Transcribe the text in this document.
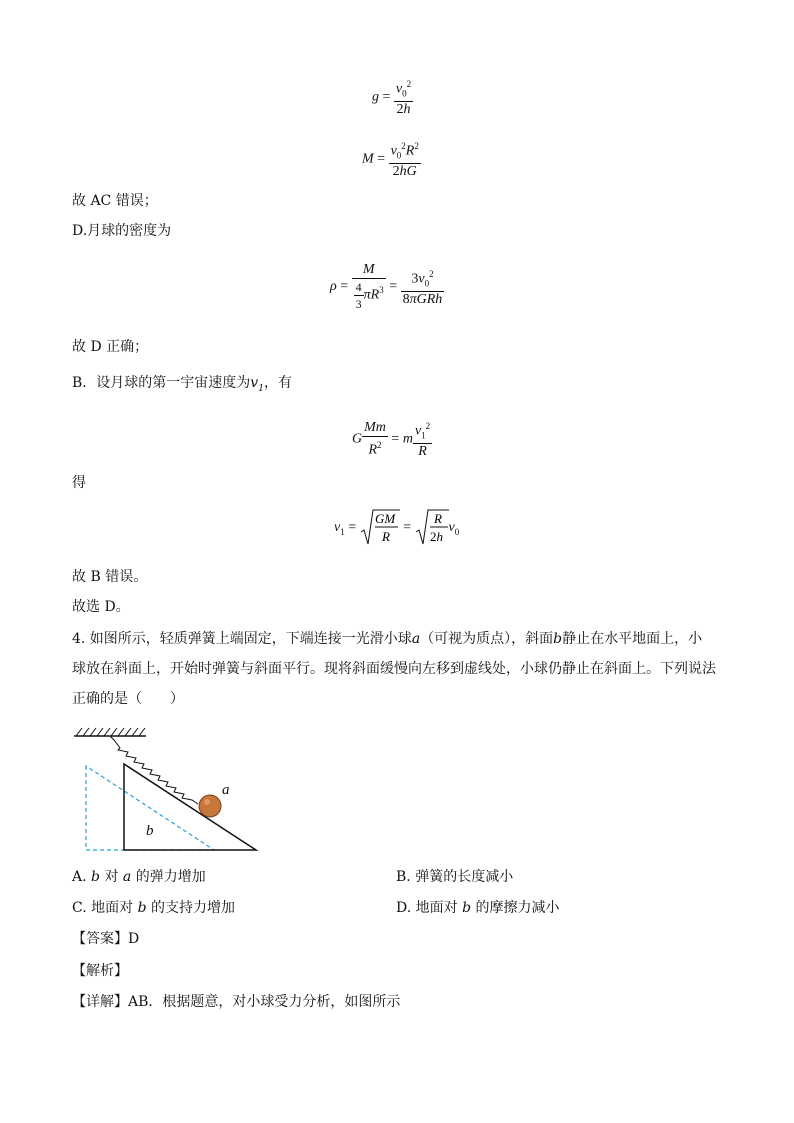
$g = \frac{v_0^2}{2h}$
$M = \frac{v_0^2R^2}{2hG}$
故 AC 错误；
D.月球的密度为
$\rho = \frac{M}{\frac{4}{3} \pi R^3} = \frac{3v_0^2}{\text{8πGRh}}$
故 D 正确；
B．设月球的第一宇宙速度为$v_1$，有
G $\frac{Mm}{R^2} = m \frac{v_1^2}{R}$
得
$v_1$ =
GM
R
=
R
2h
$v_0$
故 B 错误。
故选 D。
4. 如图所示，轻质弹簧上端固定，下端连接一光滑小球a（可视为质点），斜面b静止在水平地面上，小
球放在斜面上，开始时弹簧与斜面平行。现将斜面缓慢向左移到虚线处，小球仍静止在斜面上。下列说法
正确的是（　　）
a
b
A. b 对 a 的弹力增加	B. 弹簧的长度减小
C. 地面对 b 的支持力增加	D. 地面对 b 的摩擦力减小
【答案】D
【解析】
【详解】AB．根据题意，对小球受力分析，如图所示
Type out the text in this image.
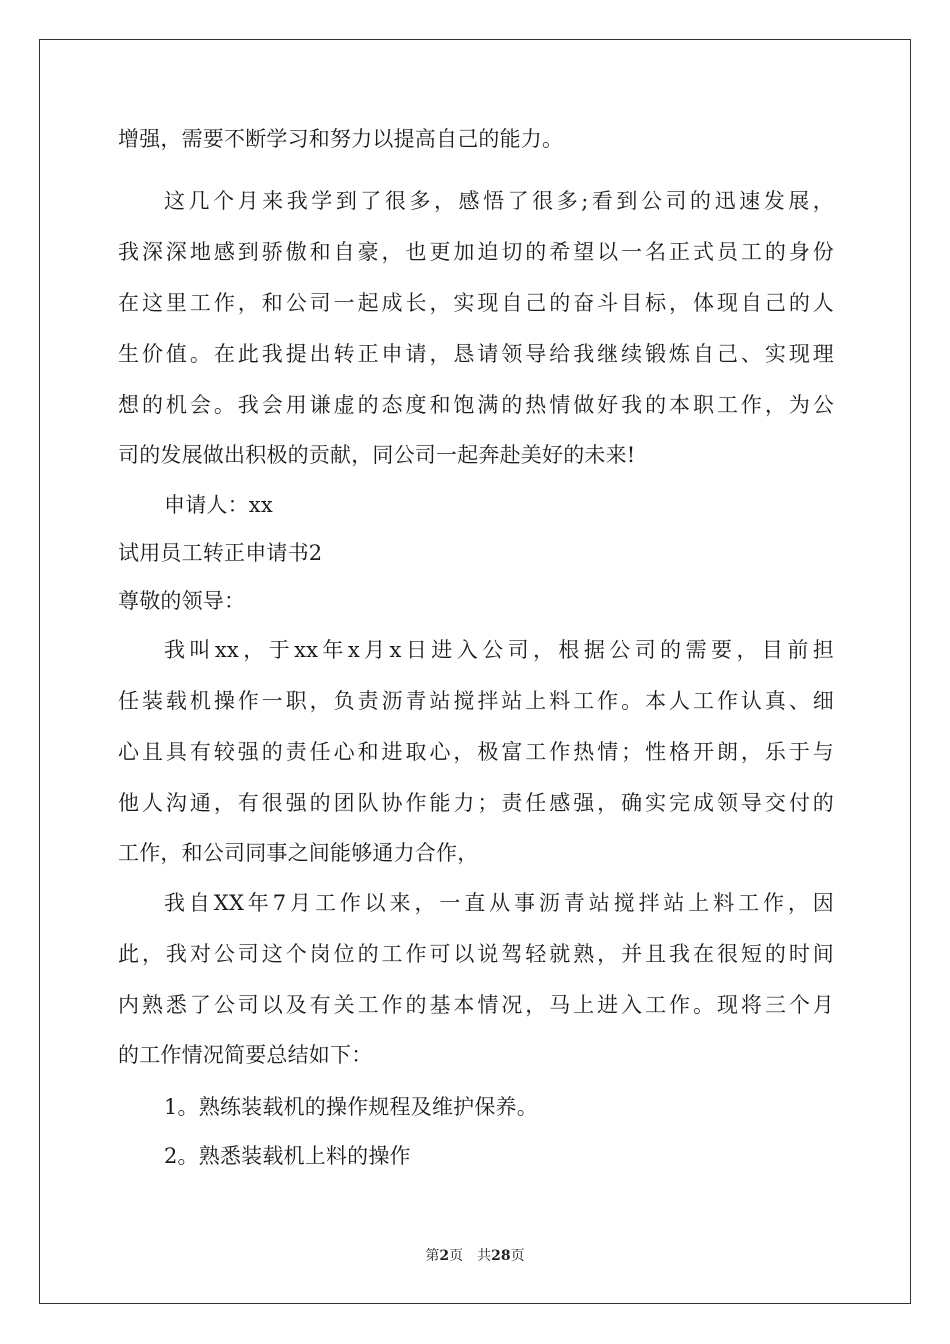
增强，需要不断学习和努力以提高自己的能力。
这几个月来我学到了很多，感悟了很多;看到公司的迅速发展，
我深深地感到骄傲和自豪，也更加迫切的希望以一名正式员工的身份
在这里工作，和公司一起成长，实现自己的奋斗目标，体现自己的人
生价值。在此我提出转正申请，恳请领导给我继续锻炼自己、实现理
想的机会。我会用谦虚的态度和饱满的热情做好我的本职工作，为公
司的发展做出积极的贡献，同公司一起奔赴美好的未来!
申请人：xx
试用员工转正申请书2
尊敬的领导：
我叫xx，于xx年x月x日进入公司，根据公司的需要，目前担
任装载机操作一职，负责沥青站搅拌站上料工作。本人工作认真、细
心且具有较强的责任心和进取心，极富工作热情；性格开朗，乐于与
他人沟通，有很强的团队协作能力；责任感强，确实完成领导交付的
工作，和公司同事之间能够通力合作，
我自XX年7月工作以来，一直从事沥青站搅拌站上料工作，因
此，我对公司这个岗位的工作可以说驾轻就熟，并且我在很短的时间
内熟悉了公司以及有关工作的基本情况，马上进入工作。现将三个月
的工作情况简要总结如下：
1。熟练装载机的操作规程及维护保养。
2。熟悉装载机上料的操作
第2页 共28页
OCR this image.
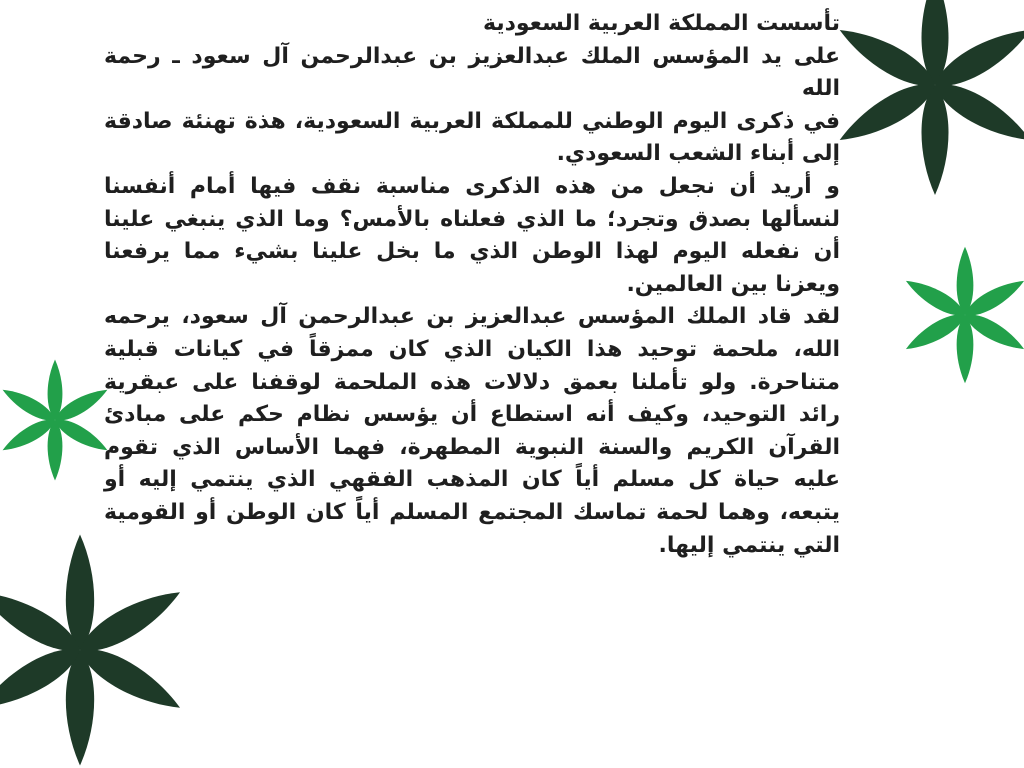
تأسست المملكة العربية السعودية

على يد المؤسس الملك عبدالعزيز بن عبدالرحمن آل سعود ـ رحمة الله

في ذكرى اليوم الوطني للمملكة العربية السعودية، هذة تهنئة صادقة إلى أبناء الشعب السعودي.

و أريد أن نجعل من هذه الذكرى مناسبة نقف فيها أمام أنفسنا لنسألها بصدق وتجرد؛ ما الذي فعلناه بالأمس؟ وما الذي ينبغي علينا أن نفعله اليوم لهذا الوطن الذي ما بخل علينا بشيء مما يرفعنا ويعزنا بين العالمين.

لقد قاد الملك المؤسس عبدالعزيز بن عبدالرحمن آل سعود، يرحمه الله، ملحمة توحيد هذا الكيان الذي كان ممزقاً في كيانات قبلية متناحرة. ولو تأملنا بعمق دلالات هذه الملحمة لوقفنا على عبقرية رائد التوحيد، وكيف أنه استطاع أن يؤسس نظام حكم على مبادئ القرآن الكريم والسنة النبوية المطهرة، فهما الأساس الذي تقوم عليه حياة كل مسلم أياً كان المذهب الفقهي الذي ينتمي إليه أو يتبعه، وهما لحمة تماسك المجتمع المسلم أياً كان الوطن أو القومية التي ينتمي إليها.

------------------------------------------------

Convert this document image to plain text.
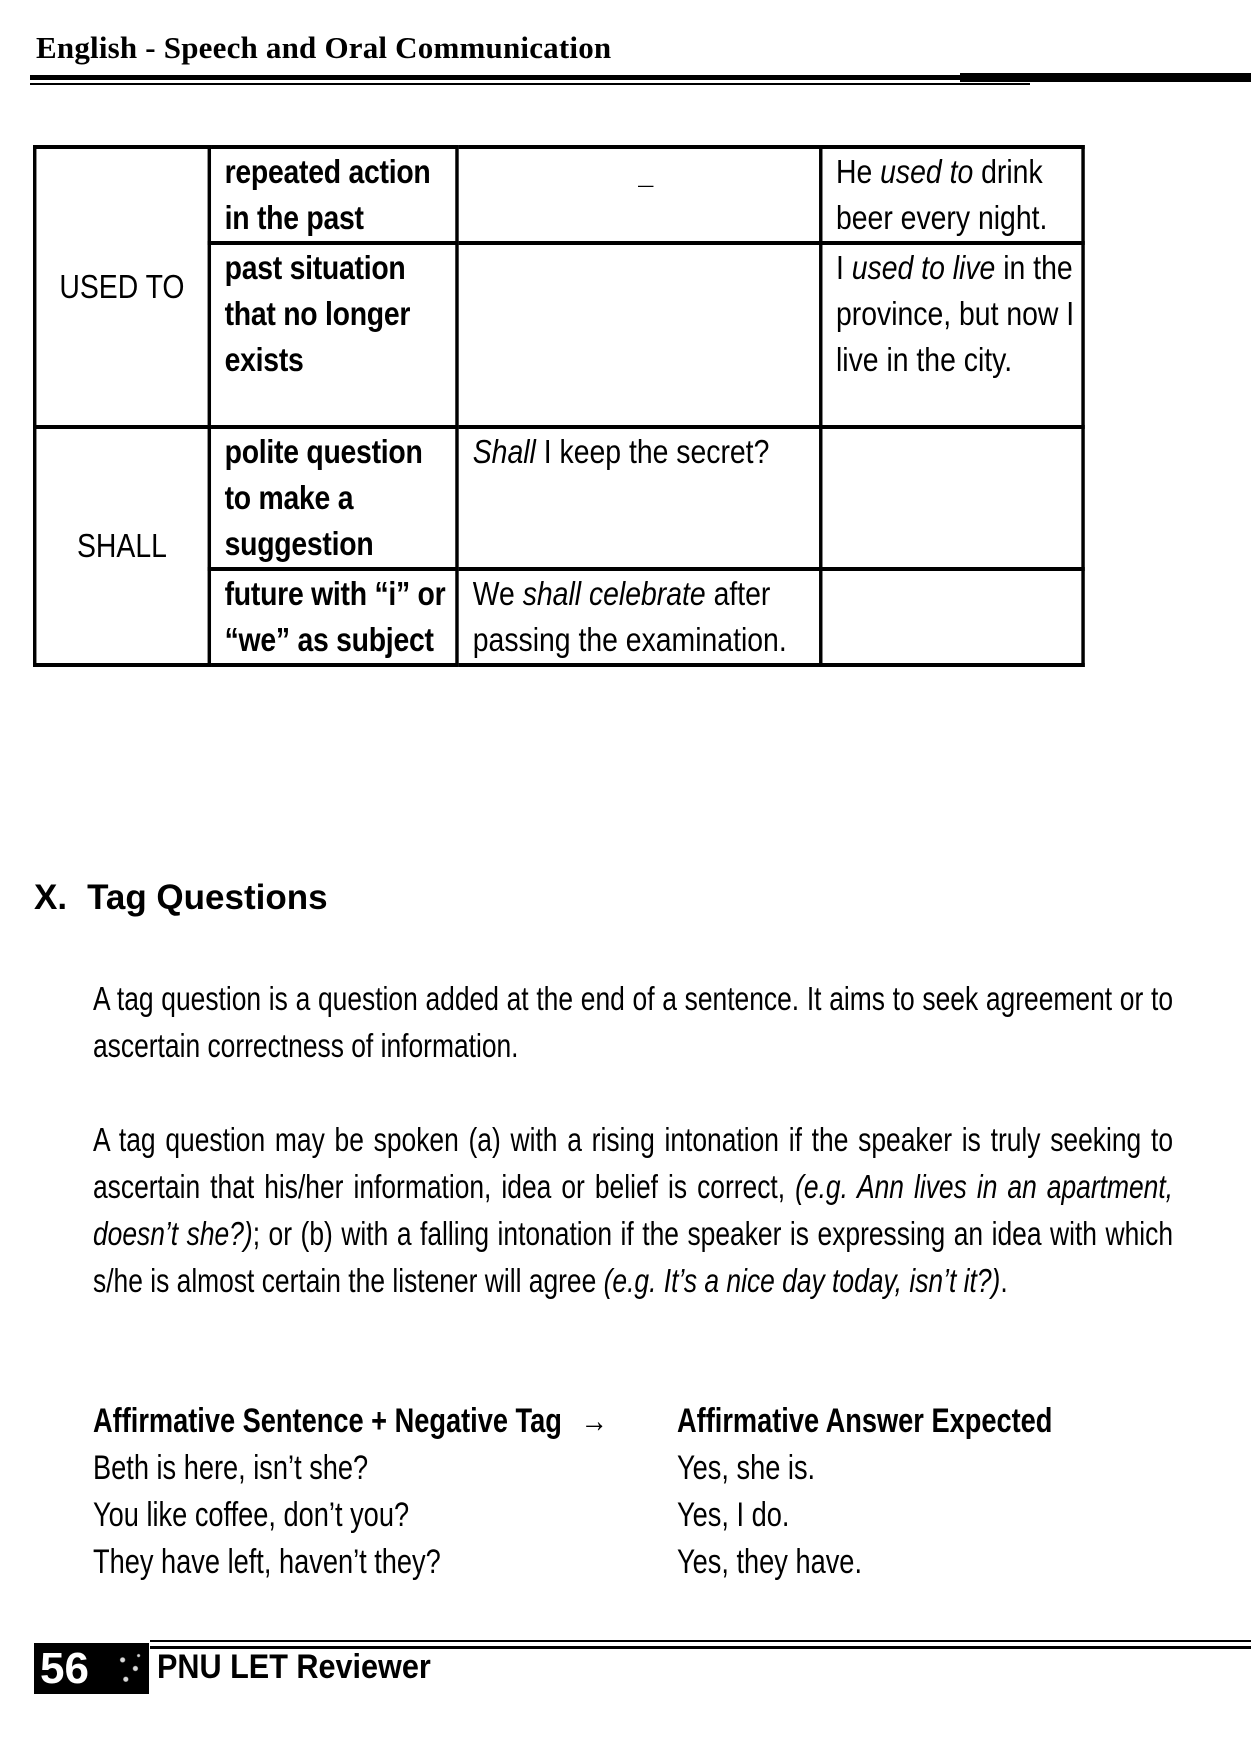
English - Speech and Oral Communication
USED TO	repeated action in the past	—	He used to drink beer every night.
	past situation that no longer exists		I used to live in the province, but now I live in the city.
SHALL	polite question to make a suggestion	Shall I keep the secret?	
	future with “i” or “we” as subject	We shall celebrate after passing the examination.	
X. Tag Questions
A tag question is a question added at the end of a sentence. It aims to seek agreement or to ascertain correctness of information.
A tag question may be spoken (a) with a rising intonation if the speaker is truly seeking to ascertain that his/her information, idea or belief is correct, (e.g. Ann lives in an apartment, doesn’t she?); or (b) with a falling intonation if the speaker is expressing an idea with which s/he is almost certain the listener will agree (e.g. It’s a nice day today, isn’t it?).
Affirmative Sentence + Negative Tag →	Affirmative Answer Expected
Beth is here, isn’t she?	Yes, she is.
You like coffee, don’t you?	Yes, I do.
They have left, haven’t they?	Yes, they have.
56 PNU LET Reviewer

------------------------------------------------

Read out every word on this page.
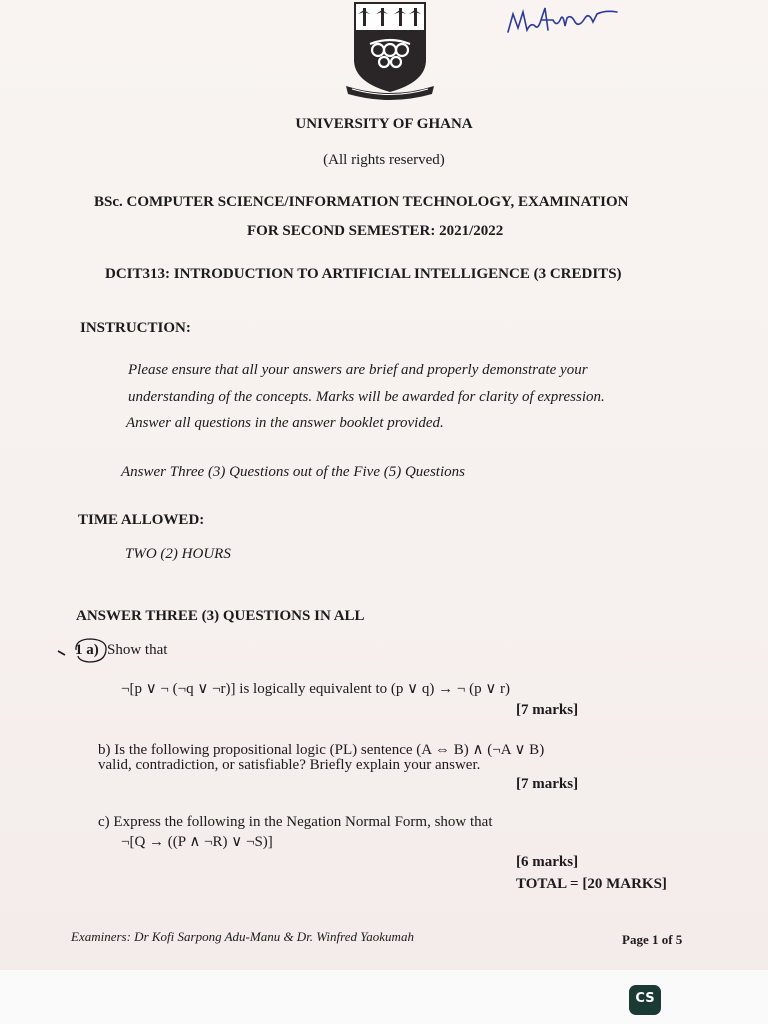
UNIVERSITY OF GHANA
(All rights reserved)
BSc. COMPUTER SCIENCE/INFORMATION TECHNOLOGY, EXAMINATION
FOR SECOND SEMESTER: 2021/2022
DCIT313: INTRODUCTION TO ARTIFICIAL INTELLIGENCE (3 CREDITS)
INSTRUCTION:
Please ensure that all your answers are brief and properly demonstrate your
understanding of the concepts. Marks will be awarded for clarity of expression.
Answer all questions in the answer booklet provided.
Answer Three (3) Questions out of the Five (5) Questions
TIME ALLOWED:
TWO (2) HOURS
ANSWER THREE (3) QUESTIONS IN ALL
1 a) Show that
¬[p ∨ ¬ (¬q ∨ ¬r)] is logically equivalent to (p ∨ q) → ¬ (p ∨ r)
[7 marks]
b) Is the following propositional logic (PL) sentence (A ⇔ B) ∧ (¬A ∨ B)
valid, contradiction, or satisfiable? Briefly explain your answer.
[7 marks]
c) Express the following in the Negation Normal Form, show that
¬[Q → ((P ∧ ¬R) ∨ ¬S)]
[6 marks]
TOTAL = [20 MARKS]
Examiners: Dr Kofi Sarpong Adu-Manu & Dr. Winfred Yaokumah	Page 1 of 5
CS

------------------------------------------------

- THE TASK: Copy out all lines from the material above that contain the string "with".

- ANSWER FOR THE TASK:
	future with “i” or “we” as subject	We shall celebrate after passing the examination.	
A tag question may be spoken (a) with a rising intonation if the speaker is truly seeking to ascertain that his/her information, idea or belief is correct, (e.g. Ann lives in an apartment, doesn’t she?); or (b) with a falling intonation if the speaker is expressing an idea with which s/he is almost certain the listener will agree (e.g. It’s a nice day today, isn’t it?).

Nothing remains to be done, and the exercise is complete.